Review the material and extract every line in which the word "Kannada" occurs.
::::::::
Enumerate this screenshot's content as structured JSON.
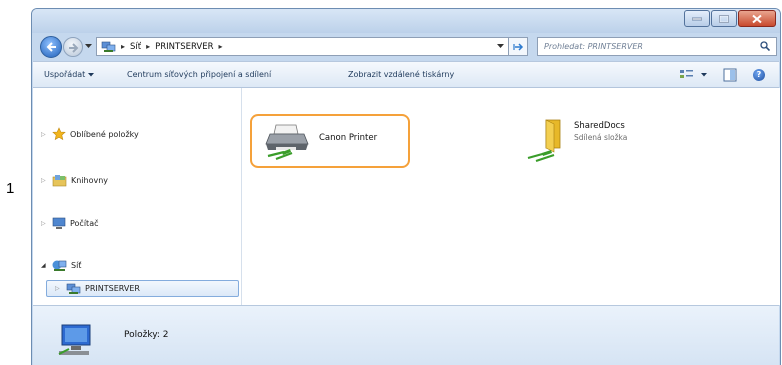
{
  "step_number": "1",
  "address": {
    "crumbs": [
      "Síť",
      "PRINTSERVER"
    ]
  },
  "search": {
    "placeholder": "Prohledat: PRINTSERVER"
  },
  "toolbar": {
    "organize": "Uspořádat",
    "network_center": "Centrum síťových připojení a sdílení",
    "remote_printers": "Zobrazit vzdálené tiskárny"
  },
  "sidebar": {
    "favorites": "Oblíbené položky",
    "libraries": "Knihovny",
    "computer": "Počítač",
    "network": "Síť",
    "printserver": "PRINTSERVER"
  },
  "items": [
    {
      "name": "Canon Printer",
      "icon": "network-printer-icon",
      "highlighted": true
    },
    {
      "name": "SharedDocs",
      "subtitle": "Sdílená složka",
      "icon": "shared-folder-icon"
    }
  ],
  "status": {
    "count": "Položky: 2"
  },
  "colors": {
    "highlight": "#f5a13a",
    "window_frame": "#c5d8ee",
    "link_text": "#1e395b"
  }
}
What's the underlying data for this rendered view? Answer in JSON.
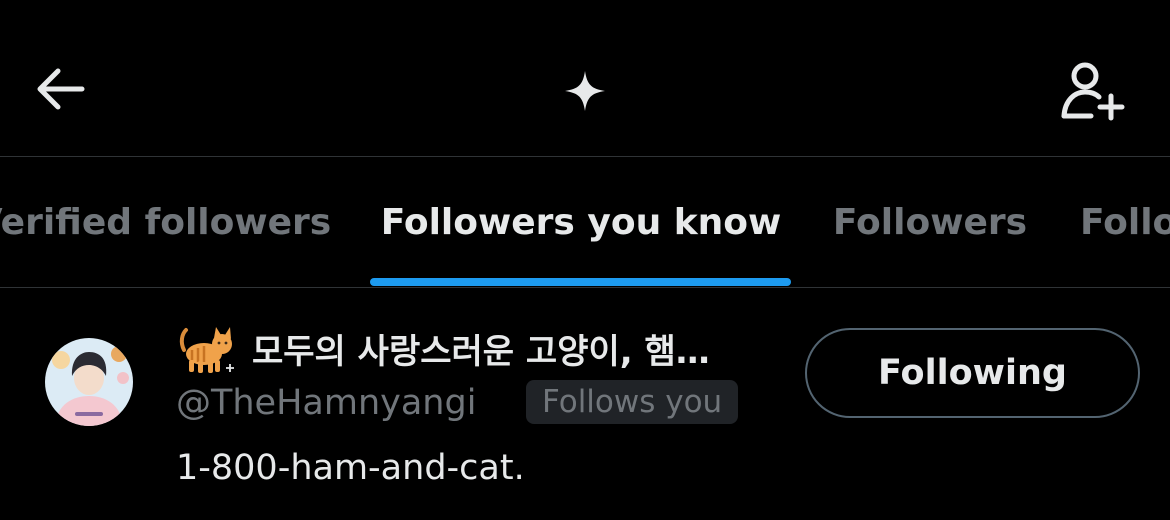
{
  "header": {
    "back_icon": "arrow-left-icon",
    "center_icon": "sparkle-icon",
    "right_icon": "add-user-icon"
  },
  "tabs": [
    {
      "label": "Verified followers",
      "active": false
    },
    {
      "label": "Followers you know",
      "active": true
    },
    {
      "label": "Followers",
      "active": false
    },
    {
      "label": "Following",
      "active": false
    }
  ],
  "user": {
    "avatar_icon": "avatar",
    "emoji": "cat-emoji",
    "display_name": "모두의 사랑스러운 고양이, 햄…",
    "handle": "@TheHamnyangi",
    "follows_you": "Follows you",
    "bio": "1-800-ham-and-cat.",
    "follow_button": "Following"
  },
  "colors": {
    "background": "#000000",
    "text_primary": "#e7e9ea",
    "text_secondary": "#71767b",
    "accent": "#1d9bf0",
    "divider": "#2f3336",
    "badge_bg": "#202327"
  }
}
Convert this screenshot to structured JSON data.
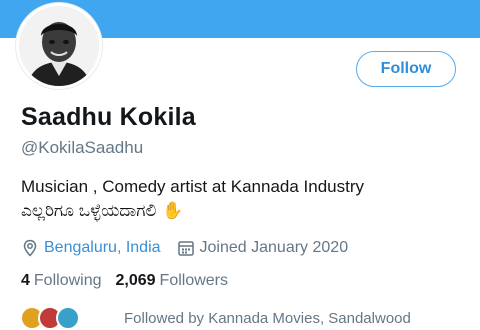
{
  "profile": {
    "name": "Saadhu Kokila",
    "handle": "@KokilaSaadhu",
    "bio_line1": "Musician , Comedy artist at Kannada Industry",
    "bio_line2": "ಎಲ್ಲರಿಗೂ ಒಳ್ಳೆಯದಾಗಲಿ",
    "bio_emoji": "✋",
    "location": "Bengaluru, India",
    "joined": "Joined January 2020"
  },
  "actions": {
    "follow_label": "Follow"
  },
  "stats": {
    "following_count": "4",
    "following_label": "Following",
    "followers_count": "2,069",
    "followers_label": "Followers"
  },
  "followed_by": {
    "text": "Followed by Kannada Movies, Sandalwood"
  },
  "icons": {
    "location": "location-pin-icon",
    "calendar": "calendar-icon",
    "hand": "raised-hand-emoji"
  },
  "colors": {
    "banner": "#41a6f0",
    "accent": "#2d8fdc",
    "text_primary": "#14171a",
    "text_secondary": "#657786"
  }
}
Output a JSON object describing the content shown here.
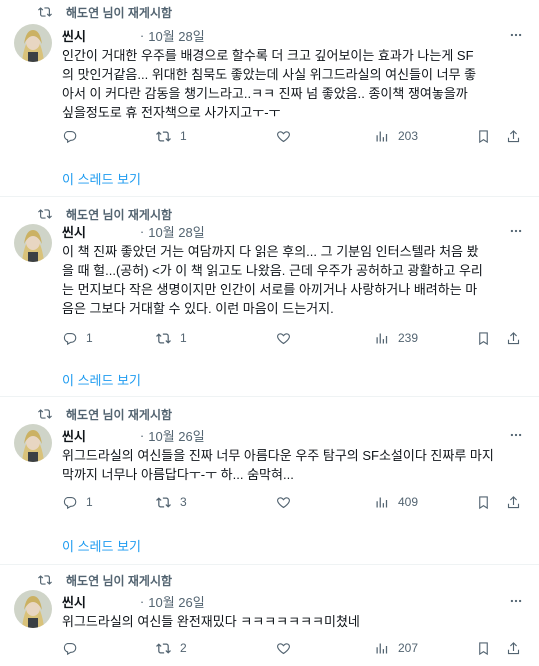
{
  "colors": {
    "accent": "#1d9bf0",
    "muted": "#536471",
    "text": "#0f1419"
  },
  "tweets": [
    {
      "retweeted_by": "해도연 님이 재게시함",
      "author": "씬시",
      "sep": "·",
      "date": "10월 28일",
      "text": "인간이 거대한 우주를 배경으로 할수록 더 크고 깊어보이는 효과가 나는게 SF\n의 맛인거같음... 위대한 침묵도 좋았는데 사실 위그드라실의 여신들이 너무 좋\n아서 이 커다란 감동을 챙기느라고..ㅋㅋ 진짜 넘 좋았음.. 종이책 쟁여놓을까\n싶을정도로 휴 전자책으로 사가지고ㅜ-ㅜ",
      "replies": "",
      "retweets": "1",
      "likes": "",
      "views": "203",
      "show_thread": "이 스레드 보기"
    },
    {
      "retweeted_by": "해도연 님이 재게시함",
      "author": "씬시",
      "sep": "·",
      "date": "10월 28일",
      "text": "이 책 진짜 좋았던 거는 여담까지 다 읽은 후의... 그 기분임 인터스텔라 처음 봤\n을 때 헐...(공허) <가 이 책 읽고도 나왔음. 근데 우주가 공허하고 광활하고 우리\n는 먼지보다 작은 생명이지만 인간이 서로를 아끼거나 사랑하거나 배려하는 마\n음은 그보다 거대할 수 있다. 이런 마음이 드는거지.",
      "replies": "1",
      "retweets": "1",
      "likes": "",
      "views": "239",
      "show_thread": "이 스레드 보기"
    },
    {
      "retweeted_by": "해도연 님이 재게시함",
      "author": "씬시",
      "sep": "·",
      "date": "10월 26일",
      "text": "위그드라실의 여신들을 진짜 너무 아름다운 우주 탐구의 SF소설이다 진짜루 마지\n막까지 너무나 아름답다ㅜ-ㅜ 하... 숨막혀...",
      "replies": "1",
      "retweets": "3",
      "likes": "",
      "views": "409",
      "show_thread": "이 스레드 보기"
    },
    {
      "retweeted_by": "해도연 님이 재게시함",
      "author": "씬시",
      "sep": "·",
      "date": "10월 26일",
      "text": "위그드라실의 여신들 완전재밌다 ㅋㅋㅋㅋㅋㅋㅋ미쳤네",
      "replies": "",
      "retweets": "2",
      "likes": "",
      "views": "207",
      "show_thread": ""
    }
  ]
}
::::::::
RESULT OF THE EXERCISE:
    "bio_line1": "Musician , Comedy artist at Kannada Industry",
    "text": "Followed by Kannada Movies, Sandalwood"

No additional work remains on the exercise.